# Start of Listed records
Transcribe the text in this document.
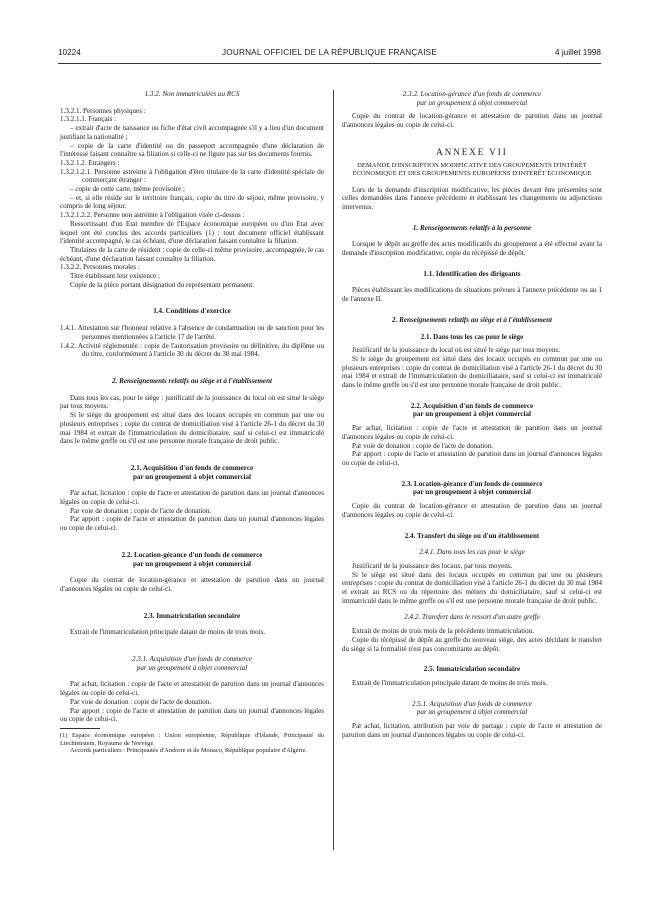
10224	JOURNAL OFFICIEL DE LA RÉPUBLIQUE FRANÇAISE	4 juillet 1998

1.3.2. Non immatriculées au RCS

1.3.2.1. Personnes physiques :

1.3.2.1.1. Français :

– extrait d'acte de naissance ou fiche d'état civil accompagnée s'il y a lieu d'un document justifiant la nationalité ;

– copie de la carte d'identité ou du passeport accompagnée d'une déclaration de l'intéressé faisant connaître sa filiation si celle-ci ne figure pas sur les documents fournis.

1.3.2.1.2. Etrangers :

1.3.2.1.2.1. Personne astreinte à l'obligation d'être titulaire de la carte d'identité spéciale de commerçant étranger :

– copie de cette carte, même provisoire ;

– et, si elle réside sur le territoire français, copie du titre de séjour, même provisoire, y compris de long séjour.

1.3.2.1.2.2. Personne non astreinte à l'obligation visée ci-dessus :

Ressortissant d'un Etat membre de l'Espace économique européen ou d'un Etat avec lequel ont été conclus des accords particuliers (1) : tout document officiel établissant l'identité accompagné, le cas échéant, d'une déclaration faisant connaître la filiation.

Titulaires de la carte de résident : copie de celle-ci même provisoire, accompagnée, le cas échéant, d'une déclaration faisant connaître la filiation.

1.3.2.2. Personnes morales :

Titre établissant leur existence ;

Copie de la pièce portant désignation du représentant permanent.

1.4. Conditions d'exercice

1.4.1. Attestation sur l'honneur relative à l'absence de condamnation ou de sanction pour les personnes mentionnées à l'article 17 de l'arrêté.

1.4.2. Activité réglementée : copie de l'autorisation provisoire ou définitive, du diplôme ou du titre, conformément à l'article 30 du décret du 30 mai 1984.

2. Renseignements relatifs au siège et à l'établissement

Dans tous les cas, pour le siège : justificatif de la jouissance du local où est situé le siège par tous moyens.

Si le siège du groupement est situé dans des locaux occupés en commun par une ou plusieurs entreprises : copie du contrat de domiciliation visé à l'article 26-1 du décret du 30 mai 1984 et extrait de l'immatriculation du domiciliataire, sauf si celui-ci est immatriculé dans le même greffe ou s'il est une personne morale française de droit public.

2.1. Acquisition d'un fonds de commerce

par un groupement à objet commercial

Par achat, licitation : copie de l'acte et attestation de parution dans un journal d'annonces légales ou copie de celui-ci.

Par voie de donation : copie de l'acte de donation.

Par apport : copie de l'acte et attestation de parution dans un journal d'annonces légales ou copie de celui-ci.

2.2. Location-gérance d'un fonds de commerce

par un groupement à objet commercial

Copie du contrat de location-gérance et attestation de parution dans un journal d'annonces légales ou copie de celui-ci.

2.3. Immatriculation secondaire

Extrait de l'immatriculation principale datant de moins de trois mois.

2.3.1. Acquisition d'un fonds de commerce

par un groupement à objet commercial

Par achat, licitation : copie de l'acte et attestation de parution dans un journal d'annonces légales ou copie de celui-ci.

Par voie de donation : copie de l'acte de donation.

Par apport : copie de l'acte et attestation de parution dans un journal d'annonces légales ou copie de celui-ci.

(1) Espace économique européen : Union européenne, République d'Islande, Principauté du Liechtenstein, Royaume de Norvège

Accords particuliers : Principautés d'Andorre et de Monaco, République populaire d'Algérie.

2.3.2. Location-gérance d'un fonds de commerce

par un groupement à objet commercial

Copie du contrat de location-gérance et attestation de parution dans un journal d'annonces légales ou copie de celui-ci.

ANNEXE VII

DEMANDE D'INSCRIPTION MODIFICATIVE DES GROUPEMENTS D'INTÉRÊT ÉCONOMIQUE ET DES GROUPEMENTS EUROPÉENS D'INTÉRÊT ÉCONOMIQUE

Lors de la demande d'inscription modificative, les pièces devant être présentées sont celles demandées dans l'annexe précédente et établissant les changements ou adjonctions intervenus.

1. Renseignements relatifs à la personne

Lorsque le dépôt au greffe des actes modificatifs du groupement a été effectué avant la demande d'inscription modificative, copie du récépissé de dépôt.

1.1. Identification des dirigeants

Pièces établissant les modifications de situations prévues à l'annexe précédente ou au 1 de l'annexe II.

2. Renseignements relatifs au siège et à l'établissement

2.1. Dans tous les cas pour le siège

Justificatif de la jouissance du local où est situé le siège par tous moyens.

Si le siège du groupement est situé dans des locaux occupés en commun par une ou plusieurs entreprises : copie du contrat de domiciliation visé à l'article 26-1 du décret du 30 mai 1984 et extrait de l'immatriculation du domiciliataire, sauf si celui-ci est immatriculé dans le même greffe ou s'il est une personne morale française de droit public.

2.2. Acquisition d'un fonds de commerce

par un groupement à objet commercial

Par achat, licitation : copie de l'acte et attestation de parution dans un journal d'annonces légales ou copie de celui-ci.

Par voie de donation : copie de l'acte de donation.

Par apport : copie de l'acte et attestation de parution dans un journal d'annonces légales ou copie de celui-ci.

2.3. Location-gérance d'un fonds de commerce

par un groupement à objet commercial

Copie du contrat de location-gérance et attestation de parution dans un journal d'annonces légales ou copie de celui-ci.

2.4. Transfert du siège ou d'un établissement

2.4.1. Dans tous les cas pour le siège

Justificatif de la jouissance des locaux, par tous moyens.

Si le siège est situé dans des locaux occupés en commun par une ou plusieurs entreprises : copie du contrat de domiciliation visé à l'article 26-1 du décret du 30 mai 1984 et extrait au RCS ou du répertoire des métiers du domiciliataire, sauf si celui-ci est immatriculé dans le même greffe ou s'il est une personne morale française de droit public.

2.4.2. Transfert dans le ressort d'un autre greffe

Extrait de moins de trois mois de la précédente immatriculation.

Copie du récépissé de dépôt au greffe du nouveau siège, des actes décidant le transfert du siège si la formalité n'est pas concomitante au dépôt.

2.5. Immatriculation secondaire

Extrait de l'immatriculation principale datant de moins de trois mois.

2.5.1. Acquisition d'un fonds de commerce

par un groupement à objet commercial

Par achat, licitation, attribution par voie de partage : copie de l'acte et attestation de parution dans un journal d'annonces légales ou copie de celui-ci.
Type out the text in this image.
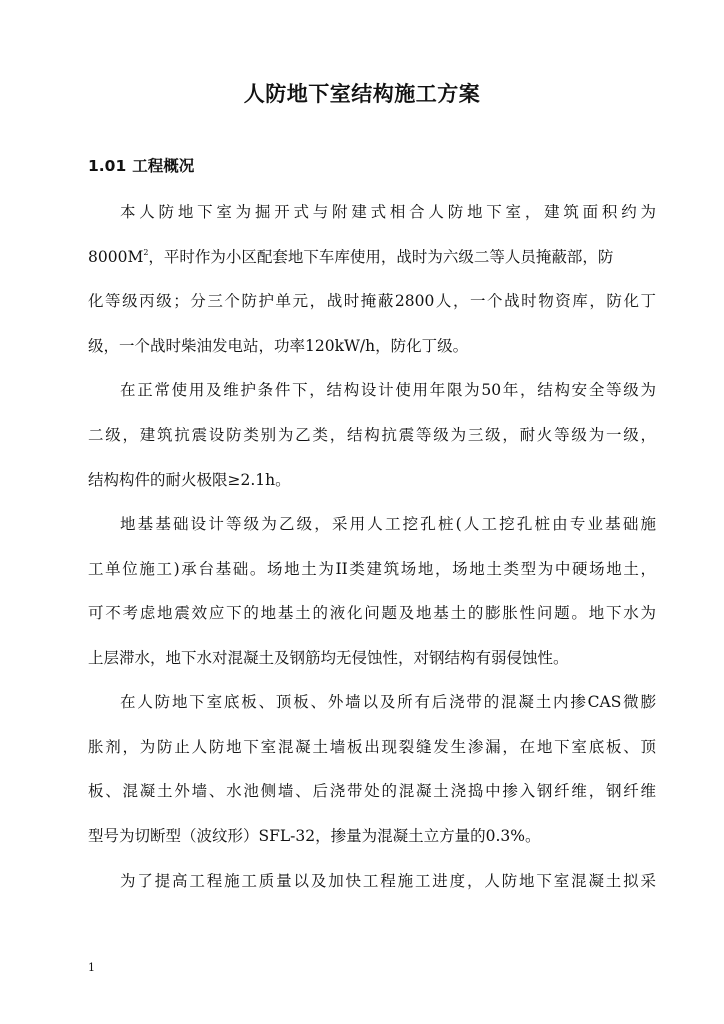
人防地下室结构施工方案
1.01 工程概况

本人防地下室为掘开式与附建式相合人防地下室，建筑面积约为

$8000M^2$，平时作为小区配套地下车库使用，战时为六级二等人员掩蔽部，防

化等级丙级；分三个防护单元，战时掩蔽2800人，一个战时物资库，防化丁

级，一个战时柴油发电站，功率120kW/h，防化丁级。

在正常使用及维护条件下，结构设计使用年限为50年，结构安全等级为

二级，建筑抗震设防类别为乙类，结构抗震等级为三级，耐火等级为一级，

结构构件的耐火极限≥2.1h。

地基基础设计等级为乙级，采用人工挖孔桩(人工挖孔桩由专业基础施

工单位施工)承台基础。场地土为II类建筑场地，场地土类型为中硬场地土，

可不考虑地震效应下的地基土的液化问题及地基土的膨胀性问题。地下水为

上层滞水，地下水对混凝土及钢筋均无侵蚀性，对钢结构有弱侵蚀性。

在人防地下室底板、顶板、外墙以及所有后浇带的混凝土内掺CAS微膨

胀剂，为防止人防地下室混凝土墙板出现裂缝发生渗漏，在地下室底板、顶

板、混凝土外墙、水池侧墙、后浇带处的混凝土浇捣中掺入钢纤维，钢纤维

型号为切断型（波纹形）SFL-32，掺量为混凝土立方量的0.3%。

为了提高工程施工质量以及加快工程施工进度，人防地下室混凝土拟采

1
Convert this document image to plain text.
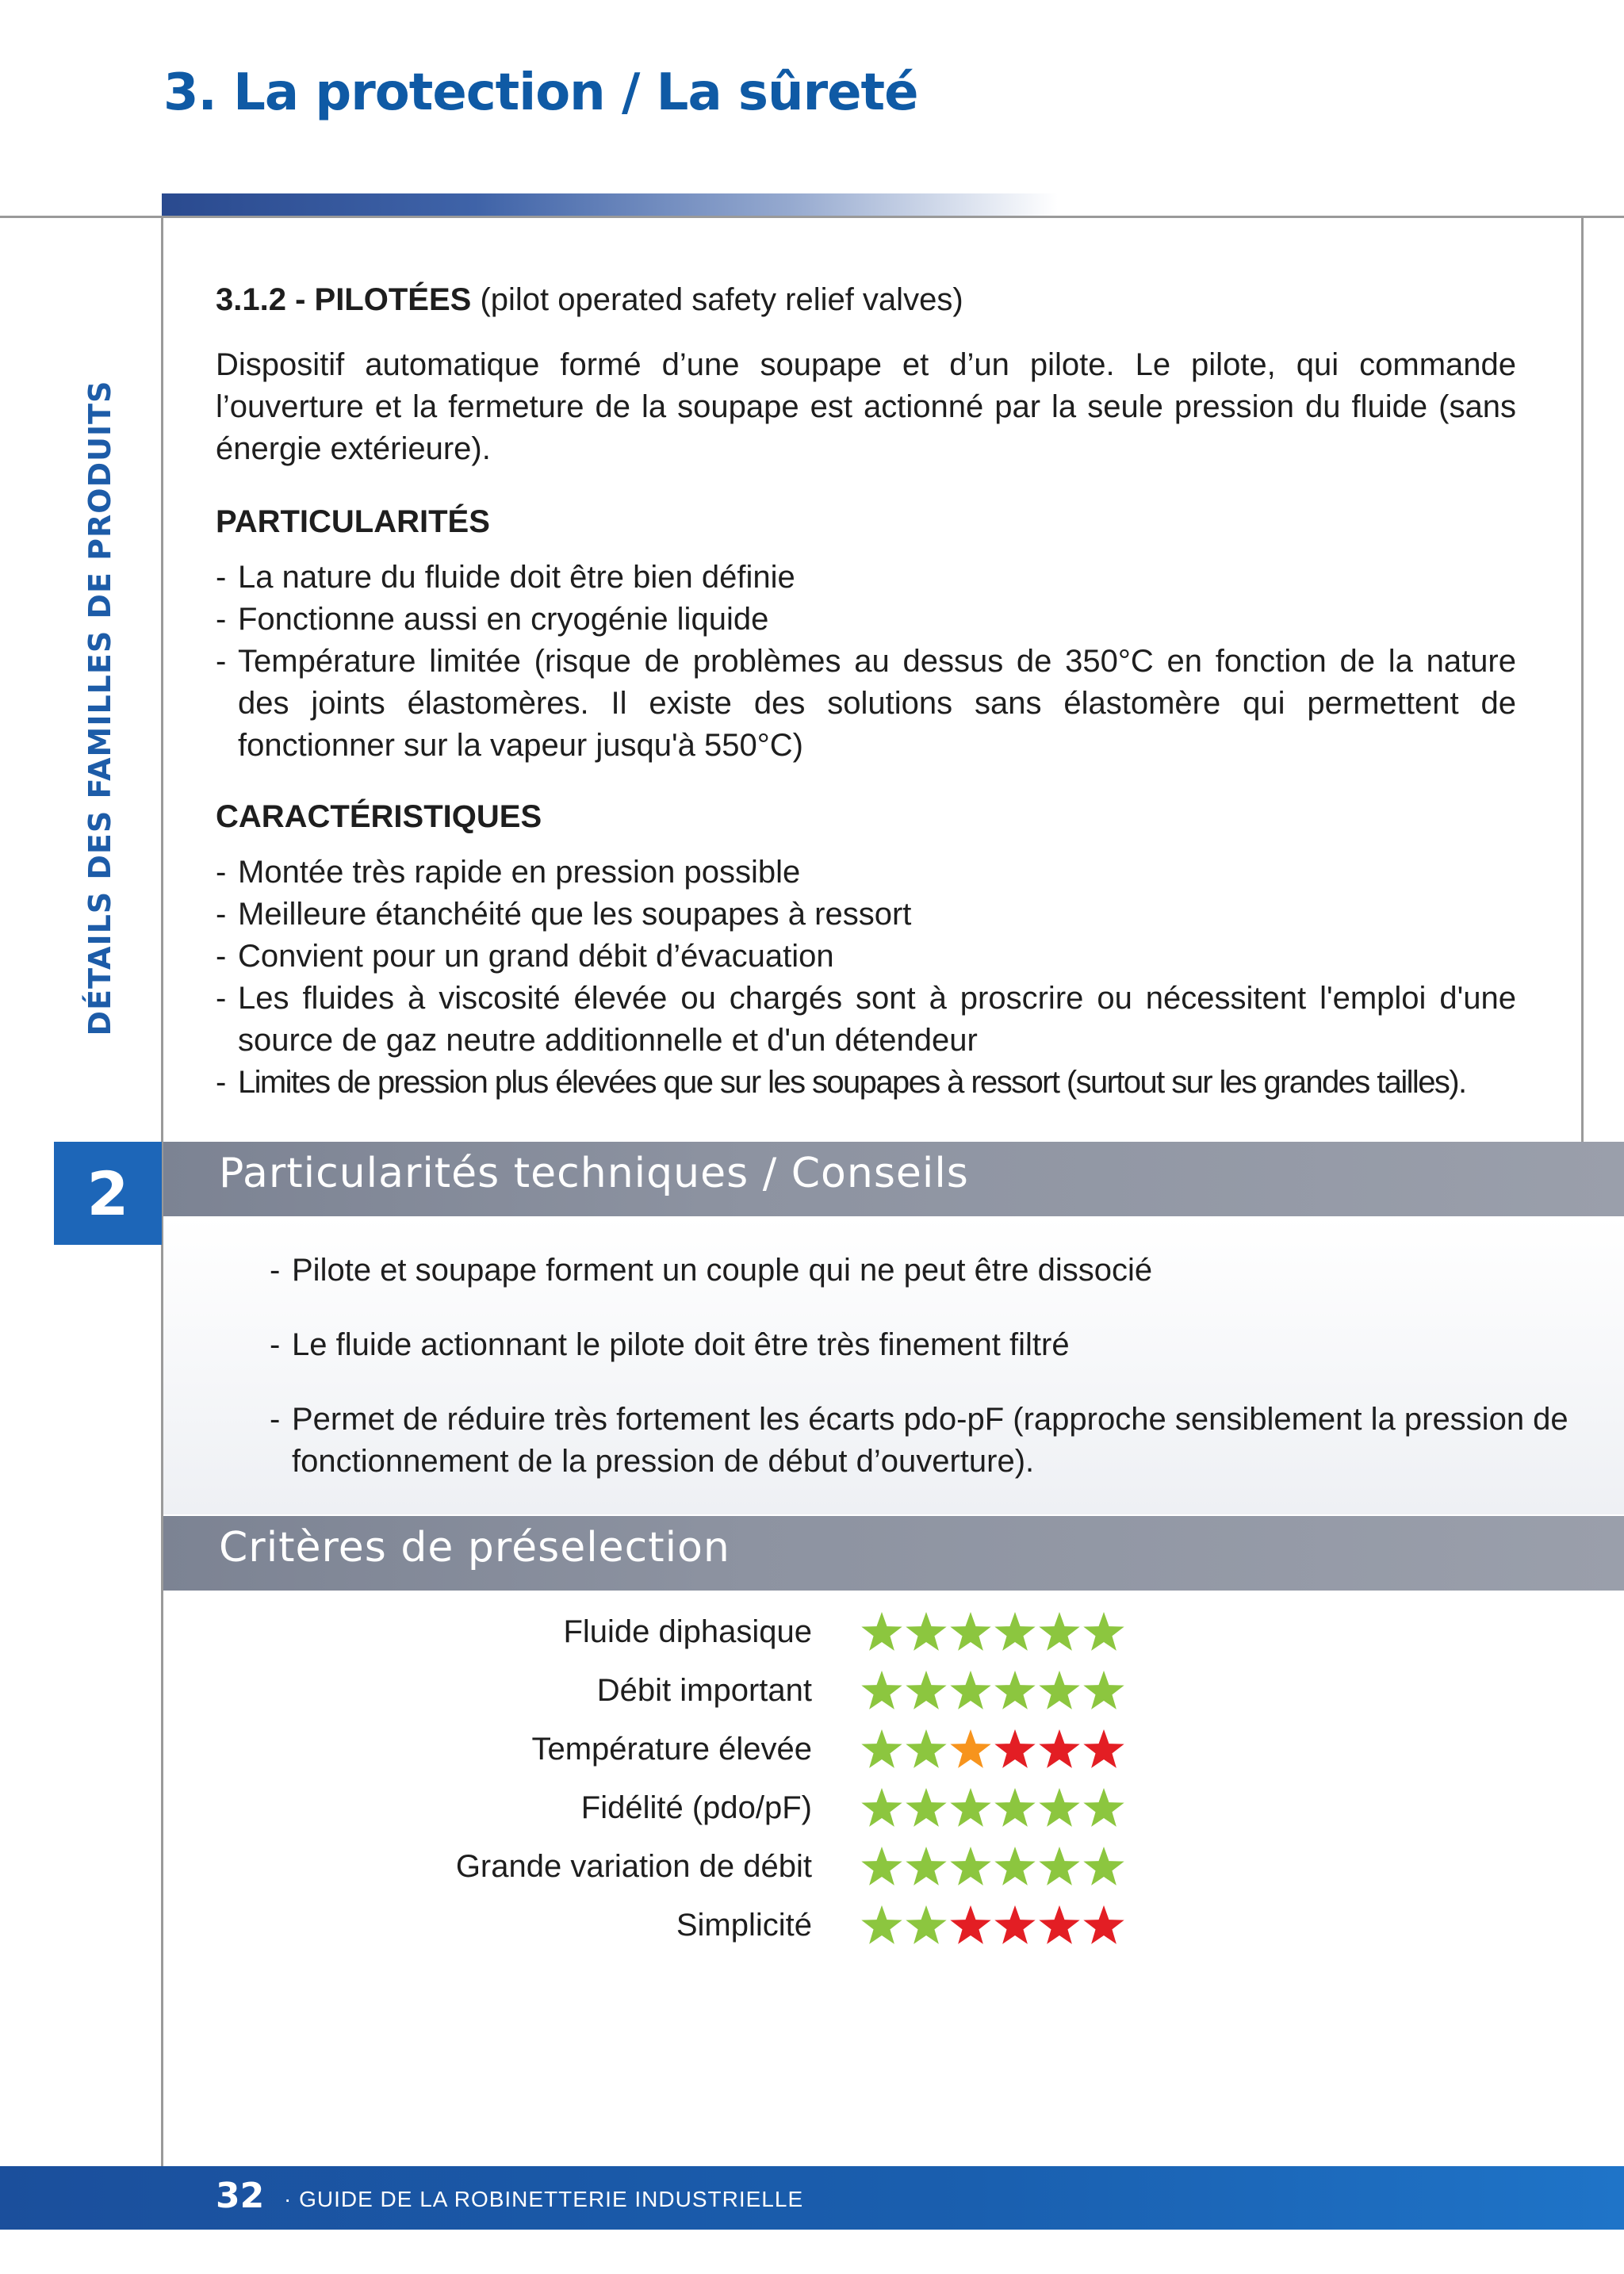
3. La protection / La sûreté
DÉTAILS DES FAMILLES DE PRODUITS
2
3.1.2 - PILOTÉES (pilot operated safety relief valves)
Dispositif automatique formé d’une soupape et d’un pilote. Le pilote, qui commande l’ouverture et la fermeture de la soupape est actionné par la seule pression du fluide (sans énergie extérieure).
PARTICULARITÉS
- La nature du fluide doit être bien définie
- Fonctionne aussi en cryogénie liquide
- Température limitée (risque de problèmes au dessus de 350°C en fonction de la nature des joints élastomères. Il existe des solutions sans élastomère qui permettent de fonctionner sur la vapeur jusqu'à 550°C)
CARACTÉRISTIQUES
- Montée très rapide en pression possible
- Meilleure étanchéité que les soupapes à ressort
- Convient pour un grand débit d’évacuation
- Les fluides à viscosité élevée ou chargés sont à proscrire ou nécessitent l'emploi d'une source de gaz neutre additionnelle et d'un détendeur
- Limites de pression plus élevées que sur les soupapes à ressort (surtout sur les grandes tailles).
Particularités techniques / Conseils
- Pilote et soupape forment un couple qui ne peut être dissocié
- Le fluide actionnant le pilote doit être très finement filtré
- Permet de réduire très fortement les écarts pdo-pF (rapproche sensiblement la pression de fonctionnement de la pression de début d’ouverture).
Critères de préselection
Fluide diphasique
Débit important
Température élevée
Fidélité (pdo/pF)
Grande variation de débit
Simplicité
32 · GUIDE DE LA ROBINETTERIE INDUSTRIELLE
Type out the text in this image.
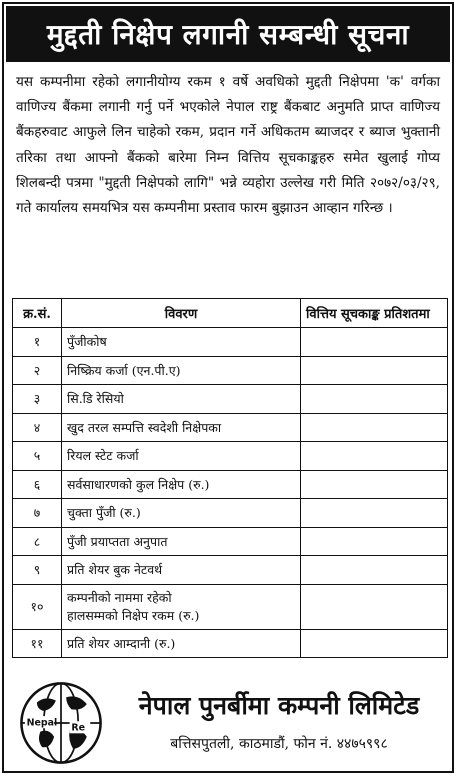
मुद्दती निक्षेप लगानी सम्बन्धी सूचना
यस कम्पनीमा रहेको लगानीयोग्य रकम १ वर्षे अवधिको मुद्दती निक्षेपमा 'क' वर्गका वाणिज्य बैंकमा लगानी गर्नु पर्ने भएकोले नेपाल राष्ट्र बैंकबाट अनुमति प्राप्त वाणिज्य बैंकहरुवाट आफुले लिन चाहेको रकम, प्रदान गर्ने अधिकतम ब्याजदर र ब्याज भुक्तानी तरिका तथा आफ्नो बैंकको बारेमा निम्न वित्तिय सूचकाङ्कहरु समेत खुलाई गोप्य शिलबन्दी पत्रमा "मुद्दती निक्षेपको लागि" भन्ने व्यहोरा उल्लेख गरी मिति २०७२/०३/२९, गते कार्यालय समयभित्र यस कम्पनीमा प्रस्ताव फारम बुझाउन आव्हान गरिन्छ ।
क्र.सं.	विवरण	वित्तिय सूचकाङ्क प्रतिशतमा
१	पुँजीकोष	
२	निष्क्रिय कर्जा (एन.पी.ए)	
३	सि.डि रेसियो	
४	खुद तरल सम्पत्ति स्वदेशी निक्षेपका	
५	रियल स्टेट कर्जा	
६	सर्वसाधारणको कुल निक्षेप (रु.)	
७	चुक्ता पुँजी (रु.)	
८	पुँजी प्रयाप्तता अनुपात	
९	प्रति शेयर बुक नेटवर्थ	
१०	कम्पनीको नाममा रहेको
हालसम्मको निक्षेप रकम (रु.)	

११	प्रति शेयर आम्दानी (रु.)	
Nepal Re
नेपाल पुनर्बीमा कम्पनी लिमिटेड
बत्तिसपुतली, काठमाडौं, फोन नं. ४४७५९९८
# End of Listed records
**Job**
Your answer should be a single number: the count of lines in these records that hold the string "échéant".

**Result of this task**
2